(Data records)
________________________

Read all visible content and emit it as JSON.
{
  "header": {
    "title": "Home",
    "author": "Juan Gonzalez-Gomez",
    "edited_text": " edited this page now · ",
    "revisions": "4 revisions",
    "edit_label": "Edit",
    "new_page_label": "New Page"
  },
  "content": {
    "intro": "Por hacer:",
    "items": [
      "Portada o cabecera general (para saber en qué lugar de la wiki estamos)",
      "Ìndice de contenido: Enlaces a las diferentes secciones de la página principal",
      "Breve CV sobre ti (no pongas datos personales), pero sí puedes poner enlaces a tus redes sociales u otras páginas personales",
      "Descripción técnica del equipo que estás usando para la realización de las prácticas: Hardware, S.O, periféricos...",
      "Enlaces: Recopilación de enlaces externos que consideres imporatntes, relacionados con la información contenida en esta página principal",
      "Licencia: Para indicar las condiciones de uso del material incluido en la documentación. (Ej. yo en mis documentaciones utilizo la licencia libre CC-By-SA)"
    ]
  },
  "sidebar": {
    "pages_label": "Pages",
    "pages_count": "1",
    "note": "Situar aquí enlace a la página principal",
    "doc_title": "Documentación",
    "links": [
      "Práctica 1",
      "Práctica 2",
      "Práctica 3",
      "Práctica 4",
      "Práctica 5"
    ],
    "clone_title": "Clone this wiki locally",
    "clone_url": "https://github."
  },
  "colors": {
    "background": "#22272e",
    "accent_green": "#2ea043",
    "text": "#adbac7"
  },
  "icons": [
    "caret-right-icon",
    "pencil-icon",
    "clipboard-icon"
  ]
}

________________________

Stated goal. The whole listing above needs to be written out again exactly.

Reply to the task.
Read all visible content and emit it as JSON.
{
  "header": {
    "title": "Home",
    "author": "Juan Gonzalez-Gomez",
    "edited_text": " edited this page now · ",
    "revisions": "4 revisions",
    "edit_label": "Edit",
    "new_page_label": "New Page"
  },
  "content": {
    "intro": "Por hacer:",
    "items": [
      "Portada o cabecera general (para saber en qué lugar de la wiki estamos)",
      "Ìndice de contenido: Enlaces a las diferentes secciones de la página principal",
      "Breve CV sobre ti (no pongas datos personales), pero sí puedes poner enlaces a tus redes sociales u otras páginas personales",
      "Descripción técnica del equipo que estás usando para la realización de las prácticas: Hardware, S.O, periféricos...",
      "Enlaces: Recopilación de enlaces externos que consideres imporatntes, relacionados con la información contenida en esta página principal",
      "Licencia: Para indicar las condiciones de uso del material incluido en la documentación. (Ej. yo en mis documentaciones utilizo la licencia libre CC-By-SA)"
    ]
  },
  "sidebar": {
    "pages_label": "Pages",
    "pages_count": "1",
    "note": "Situar aquí enlace a la página principal",
    "doc_title": "Documentación",
    "links": [
      "Práctica 1",
      "Práctica 2",
      "Práctica 3",
      "Práctica 4",
      "Práctica 5"
    ],
    "clone_title": "Clone this wiki locally",
    "clone_url": "https://github."
  },
  "colors": {
    "background": "#22272e",
    "accent_green": "#2ea043",
    "text": "#adbac7"
  },
  "icons": [
    "caret-right-icon",
    "pencil-icon",
    "clipboard-icon"
  ]
}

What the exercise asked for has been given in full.